---- Data rows

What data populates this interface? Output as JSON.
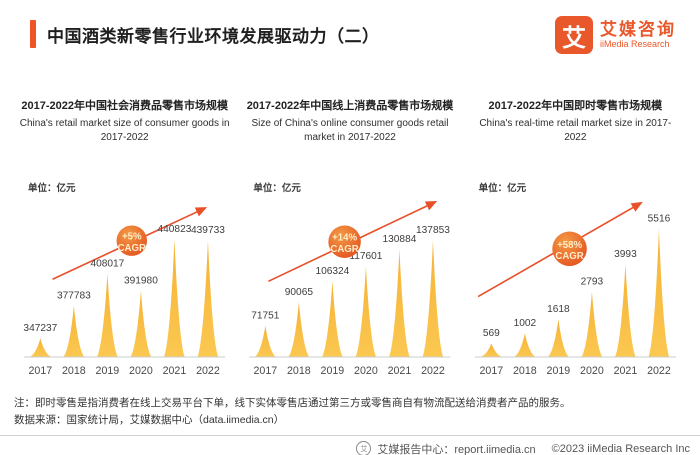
{
  "header": {
    "title": "中国酒类新零售行业环境发展驱动力（二）",
    "logo": {
      "mark": "艾",
      "name_zh": "艾媒咨询",
      "name_en": "iiMedia Research"
    }
  },
  "chart_data": [
    {
      "type": "bar",
      "title": "2017-2022年中国社会消费品零售市场规模",
      "subtitle": "China's retail market size of consumer goods in 2017-2022",
      "unit_label": "单位：亿元",
      "categories": [
        "2017",
        "2018",
        "2019",
        "2020",
        "2021",
        "2022"
      ],
      "values": [
        347237,
        377783,
        408017,
        391980,
        440823,
        439733
      ],
      "cagr_badge": {
        "rate": "+5%",
        "label": "CAGR"
      },
      "ylabel": "亿元",
      "ylim": [
        330000,
        445000
      ],
      "grid": false,
      "legend": false,
      "annotation": "orange upward trend arrow with CAGR badge"
    },
    {
      "type": "bar",
      "title": "2017-2022年中国线上消费品零售市场规模",
      "subtitle": "Size of China's online consumer goods retail market in 2017-2022",
      "unit_label": "单位：亿元",
      "categories": [
        "2017",
        "2018",
        "2019",
        "2020",
        "2021",
        "2022"
      ],
      "values": [
        71751,
        90065,
        106324,
        117601,
        130884,
        137853
      ],
      "cagr_badge": {
        "rate": "+14%",
        "label": "CAGR"
      },
      "ylabel": "亿元",
      "ylim": [
        48000,
        142000
      ],
      "grid": false,
      "legend": false,
      "annotation": "orange upward trend arrow with CAGR badge"
    },
    {
      "type": "bar",
      "title": "2017-2022年中国即时零售市场规模",
      "subtitle": "China's real-time retail market size in 2017-2022",
      "unit_label": "单位：亿元",
      "categories": [
        "2017",
        "2018",
        "2019",
        "2020",
        "2021",
        "2022"
      ],
      "values": [
        569,
        1002,
        1618,
        2793,
        3993,
        5516
      ],
      "cagr_badge": {
        "rate": "+58%",
        "label": "CAGR"
      },
      "ylabel": "亿元",
      "ylim": [
        0,
        5700
      ],
      "grid": false,
      "legend": false,
      "annotation": "orange upward trend arrow with CAGR badge"
    }
  ],
  "notes": {
    "line1": "注：即时零售是指消费者在线上交易平台下单，线下实体零售店通过第三方或零售商自有物流配送给消费者产品的服务。",
    "line2": "数据来源：国家统计局，艾媒数据中心（data.iimedia.cn）"
  },
  "footer": {
    "icon_glyph": "艾",
    "report_center": "艾媒报告中心：report.iimedia.cn",
    "copyright": "©2023  iiMedia Research Inc"
  },
  "colors": {
    "brand_orange": "#e9582a",
    "accent_bar": "#ee5426",
    "trend_arrow": "#e8502a",
    "spike_yellow_top": "#f6b236",
    "spike_yellow_bottom": "#fbc851",
    "badge_text": "#ffedc9",
    "axis_line": "#cccccc"
  }
}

--------

**Brief:** Count the lines of the material that include the word "China", then report only the total.

**The completed task:** 3